* SET TASK:
Read the listing below and copy out every line that holds "name".

Stored data
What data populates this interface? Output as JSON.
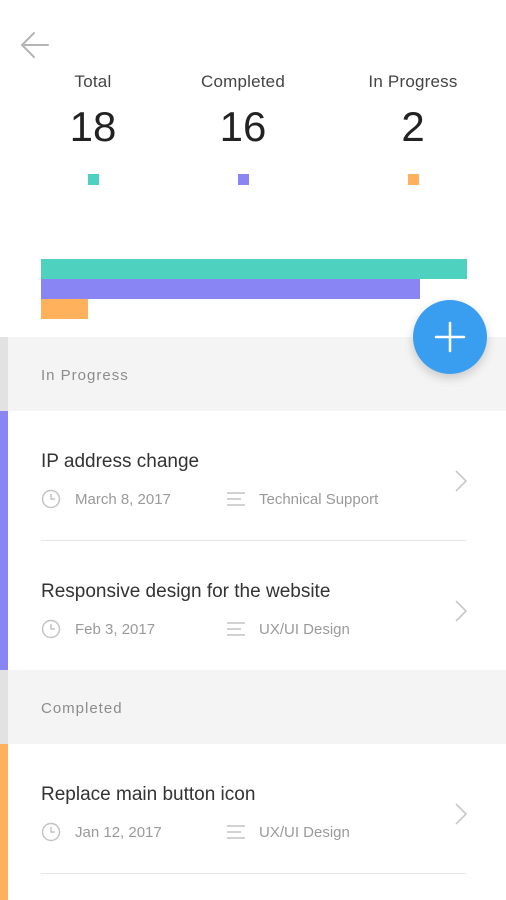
{
  "stats": [
    {
      "label": "Total",
      "value": "18",
      "color": "#4fd1c0"
    },
    {
      "label": "Completed",
      "value": "16",
      "color": "#8a85f5"
    },
    {
      "label": "In Progress",
      "value": "2",
      "color": "#ffb15c"
    }
  ],
  "bars": {
    "max": 18,
    "items": [
      {
        "name": "Total",
        "value": 18,
        "color": "#4fd1c0"
      },
      {
        "name": "Completed",
        "value": 16,
        "color": "#8a85f5"
      },
      {
        "name": "In Progress",
        "value": 2,
        "color": "#ffb15c"
      }
    ]
  },
  "sections": {
    "in_progress": {
      "title": "In Progress",
      "accent": "#8a85f5",
      "tasks": [
        {
          "title": "IP address change",
          "date": "March 8, 2017",
          "category": "Technical Support"
        },
        {
          "title": "Responsive design for the website",
          "date": "Feb 3, 2017",
          "category": "UX/UI Design"
        }
      ]
    },
    "completed": {
      "title": "Completed",
      "accent": "#ffb15c",
      "tasks": [
        {
          "title": "Replace main button icon",
          "date": "Jan 12, 2017",
          "category": "UX/UI Design"
        }
      ]
    }
  },
  "icons": {
    "back": "arrow-left-icon",
    "add": "plus-icon",
    "date": "clock-icon",
    "category": "lines-icon",
    "open": "chevron-right-icon"
  },
  "colors": {
    "fab": "#3a9ef0",
    "section_bg": "#f4f4f4"
  }
}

* ANSWER TO THE PROBLEM:
        "name": "Total",
        "name": "Completed",
        "name": "In Progress",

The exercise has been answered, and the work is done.